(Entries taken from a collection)
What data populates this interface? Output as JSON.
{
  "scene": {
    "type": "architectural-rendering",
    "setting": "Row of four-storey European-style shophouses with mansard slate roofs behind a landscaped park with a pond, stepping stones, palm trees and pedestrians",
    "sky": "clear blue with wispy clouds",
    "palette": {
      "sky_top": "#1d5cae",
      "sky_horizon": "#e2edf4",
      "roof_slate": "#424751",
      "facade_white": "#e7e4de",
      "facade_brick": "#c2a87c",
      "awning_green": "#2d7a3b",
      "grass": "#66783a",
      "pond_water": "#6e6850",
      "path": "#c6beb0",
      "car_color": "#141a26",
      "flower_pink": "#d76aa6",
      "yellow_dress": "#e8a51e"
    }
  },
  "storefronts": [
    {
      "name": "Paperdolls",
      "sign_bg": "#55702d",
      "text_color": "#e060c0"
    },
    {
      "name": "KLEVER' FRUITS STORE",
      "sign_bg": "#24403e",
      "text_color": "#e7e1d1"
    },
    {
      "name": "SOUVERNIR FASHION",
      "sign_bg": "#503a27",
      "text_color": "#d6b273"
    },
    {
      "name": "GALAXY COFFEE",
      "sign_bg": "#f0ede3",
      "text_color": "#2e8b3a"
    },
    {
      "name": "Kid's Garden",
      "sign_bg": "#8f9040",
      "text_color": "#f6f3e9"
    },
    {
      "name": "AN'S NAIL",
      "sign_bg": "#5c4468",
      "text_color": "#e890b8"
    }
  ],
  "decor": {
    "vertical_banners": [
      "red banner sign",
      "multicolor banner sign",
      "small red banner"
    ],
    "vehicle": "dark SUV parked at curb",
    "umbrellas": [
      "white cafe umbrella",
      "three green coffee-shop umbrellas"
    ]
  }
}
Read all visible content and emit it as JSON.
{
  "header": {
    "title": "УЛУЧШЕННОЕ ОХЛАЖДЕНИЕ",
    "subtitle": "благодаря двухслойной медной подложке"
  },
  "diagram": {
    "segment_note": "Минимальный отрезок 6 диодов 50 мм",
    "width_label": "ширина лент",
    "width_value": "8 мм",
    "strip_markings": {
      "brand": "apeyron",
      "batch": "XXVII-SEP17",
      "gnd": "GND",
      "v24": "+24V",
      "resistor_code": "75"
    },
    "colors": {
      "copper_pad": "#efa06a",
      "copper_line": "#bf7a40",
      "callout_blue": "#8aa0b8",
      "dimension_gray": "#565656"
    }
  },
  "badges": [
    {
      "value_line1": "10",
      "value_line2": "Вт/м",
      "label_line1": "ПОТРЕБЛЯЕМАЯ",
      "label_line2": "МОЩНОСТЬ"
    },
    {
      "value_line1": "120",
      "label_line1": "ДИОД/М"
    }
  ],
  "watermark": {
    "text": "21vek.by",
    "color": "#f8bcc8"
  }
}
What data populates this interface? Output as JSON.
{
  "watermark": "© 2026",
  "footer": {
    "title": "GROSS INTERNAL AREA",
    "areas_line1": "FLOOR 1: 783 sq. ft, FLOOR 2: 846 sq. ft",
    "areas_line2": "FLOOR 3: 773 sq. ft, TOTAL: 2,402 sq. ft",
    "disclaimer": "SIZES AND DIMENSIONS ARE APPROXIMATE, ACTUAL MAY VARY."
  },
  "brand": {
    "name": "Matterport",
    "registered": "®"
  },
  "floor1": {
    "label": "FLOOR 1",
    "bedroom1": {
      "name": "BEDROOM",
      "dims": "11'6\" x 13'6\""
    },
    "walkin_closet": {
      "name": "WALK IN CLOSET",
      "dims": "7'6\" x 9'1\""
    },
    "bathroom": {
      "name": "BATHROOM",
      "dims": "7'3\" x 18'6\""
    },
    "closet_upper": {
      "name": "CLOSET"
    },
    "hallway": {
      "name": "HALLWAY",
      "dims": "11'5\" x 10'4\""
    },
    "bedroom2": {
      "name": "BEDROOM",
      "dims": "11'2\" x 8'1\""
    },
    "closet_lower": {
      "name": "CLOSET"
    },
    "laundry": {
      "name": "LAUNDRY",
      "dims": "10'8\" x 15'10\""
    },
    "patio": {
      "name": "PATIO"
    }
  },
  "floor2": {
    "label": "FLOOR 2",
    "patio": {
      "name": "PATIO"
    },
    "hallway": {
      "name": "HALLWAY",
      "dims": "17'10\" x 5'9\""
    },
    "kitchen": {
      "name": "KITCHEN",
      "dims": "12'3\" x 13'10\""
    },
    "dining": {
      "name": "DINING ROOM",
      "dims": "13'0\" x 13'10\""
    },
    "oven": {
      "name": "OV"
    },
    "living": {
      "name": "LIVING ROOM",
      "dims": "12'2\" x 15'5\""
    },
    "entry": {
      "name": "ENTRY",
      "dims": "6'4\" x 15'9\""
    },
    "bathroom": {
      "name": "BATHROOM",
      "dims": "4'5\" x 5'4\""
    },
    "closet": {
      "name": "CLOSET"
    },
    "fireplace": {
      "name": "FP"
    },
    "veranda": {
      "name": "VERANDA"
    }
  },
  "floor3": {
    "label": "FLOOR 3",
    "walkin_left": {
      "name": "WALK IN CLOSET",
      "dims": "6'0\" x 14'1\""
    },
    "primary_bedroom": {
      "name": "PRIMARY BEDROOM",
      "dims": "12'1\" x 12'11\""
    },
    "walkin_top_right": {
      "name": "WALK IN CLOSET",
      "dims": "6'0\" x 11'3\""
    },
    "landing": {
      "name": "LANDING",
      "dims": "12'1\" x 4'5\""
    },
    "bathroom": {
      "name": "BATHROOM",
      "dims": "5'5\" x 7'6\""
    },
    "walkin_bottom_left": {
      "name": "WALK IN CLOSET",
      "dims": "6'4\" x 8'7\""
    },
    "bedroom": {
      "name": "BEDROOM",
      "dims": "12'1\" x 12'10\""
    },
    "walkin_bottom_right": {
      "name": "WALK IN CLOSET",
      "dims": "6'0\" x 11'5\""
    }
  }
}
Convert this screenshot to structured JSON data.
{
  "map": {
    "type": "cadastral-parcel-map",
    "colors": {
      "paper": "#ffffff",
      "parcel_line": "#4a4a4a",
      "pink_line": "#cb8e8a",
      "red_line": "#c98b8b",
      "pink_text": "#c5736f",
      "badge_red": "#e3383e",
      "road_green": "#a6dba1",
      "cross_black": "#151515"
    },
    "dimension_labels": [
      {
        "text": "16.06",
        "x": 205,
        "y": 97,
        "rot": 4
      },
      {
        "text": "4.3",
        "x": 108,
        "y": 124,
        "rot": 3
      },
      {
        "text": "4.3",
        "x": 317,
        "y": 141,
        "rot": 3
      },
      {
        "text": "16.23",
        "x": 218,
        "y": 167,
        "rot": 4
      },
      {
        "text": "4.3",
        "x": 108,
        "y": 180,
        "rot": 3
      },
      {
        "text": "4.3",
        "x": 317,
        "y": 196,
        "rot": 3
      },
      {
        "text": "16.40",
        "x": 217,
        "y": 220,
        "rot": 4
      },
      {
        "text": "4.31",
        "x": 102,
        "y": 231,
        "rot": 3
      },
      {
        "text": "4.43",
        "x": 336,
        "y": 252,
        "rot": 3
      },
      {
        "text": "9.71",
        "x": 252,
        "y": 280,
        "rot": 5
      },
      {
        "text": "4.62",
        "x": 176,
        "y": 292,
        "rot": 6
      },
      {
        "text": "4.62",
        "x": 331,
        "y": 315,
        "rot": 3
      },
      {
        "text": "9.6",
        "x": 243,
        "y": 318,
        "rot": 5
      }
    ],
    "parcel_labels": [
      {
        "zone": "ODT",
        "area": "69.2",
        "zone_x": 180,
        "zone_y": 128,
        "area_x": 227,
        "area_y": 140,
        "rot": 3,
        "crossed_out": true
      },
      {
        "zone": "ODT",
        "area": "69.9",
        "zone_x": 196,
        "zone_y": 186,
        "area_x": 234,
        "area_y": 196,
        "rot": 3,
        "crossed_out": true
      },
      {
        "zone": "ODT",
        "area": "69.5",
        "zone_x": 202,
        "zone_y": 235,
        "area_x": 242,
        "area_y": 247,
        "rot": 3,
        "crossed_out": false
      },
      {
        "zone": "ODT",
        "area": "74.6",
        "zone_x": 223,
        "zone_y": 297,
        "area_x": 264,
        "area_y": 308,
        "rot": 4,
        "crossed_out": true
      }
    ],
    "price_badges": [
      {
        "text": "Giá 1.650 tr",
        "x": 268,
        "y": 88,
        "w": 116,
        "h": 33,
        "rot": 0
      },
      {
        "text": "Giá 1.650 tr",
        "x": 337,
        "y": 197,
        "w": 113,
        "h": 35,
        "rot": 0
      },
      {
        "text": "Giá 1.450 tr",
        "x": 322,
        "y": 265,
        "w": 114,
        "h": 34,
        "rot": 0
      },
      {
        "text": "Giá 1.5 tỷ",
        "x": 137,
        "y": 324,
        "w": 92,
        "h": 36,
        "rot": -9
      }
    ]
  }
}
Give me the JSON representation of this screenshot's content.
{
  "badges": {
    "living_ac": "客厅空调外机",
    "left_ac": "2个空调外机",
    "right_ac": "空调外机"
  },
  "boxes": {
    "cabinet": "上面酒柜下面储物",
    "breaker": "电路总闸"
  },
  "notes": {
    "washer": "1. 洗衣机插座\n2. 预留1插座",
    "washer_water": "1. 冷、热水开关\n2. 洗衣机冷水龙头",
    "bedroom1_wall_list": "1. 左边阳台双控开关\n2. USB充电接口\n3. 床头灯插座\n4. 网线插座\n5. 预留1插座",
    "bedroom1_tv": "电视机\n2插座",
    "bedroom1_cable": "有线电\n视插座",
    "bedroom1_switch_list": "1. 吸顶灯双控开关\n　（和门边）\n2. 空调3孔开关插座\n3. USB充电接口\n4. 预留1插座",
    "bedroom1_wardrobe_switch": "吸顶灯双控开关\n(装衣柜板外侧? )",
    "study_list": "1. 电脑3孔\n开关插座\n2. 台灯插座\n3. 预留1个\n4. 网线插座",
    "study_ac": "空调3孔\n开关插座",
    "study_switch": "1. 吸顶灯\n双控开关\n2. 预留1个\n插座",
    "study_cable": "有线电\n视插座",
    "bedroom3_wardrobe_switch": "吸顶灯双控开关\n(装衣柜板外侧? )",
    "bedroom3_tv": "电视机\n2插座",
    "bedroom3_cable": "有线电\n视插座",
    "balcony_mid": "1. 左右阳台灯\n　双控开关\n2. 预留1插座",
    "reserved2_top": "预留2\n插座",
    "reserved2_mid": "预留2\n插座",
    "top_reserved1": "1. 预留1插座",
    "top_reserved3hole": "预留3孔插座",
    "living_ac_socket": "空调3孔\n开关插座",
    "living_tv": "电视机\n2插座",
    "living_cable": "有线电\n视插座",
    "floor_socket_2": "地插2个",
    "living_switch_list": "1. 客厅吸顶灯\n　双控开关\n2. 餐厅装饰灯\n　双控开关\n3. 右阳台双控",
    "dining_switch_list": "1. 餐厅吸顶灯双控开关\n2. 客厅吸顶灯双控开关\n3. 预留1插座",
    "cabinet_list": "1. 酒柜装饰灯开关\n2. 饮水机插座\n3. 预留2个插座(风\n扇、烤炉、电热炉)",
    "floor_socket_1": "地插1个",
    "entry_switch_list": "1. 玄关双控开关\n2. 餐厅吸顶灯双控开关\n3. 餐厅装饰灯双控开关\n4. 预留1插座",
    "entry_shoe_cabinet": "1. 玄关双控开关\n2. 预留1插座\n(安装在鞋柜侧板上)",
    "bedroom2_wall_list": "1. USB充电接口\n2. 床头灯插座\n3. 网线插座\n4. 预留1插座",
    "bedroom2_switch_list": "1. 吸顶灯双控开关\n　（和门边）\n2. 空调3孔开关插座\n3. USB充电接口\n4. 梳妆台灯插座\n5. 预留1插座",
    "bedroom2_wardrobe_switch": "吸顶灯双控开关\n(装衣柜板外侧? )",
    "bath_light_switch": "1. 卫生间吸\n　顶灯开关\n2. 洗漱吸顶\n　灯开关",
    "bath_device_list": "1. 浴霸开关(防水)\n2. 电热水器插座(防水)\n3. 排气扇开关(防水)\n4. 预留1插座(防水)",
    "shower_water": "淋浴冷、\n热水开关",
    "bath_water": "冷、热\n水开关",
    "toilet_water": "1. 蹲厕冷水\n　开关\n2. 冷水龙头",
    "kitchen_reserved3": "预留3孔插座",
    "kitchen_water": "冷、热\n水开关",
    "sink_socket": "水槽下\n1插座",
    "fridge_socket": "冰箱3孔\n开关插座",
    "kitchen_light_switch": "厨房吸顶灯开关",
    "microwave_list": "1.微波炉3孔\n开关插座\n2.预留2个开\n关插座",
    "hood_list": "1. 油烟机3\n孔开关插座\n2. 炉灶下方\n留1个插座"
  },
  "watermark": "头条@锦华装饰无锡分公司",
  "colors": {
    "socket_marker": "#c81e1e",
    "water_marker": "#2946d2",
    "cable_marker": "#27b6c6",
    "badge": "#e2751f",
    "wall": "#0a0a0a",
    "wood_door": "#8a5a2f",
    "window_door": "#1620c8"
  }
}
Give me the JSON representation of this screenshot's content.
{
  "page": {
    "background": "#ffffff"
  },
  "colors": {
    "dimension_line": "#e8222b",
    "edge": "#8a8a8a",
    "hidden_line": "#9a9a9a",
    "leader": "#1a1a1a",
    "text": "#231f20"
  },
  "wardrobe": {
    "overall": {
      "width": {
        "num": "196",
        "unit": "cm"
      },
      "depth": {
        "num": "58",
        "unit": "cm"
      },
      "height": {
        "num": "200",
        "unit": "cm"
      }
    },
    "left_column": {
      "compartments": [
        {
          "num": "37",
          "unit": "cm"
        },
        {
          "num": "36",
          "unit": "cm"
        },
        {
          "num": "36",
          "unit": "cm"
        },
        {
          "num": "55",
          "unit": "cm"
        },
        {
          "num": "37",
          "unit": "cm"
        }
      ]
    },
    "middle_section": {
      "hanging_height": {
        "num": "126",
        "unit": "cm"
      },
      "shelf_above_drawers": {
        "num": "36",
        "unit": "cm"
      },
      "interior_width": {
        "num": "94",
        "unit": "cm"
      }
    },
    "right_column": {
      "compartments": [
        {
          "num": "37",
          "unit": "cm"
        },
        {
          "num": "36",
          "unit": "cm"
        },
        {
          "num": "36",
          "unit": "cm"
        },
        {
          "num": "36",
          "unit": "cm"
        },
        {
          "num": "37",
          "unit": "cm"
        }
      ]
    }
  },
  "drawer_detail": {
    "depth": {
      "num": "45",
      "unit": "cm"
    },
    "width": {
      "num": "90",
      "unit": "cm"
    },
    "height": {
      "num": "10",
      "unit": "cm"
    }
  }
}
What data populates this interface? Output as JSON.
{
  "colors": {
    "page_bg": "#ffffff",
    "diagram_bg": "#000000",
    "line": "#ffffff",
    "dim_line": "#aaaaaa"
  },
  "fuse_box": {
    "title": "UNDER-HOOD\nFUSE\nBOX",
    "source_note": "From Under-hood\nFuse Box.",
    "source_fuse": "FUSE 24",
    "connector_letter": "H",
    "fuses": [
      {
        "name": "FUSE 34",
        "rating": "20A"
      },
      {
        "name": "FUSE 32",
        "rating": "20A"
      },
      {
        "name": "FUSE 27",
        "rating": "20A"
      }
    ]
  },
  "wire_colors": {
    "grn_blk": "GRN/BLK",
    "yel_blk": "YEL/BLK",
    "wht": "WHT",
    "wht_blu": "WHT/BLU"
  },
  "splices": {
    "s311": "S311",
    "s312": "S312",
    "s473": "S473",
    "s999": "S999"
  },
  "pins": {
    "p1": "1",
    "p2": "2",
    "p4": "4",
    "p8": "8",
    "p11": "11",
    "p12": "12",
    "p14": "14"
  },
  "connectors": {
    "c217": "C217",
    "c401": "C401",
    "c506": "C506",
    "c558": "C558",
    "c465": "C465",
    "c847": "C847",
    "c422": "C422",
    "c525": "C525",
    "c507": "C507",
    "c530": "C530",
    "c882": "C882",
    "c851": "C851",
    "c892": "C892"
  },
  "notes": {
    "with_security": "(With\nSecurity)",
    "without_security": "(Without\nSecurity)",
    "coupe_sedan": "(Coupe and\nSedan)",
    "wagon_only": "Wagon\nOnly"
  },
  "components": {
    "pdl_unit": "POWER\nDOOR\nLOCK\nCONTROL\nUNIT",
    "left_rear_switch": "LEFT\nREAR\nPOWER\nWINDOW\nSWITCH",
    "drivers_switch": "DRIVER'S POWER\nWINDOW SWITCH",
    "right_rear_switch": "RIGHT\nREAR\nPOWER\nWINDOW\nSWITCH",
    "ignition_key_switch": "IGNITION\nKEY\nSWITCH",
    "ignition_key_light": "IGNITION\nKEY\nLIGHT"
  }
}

## EXERCISE OBJECTIVE:
Using the listing above, show each line holding the string "网线插座".

## ANSWER BELOW:
    "bedroom1_wall_list": "1. 左边阳台双控开关\n2. USB充电接口\n3. 床头灯插座\n4. 网线插座\n5. 预留1插座",
    "study_list": "1. 电脑3孔\n开关插座\n2. 台灯插座\n3. 预留1个\n4. 网线插座",
    "bedroom2_wall_list": "1. USB充电接口\n2. 床头灯插座\n3. 网线插座\n4. 预留1插座",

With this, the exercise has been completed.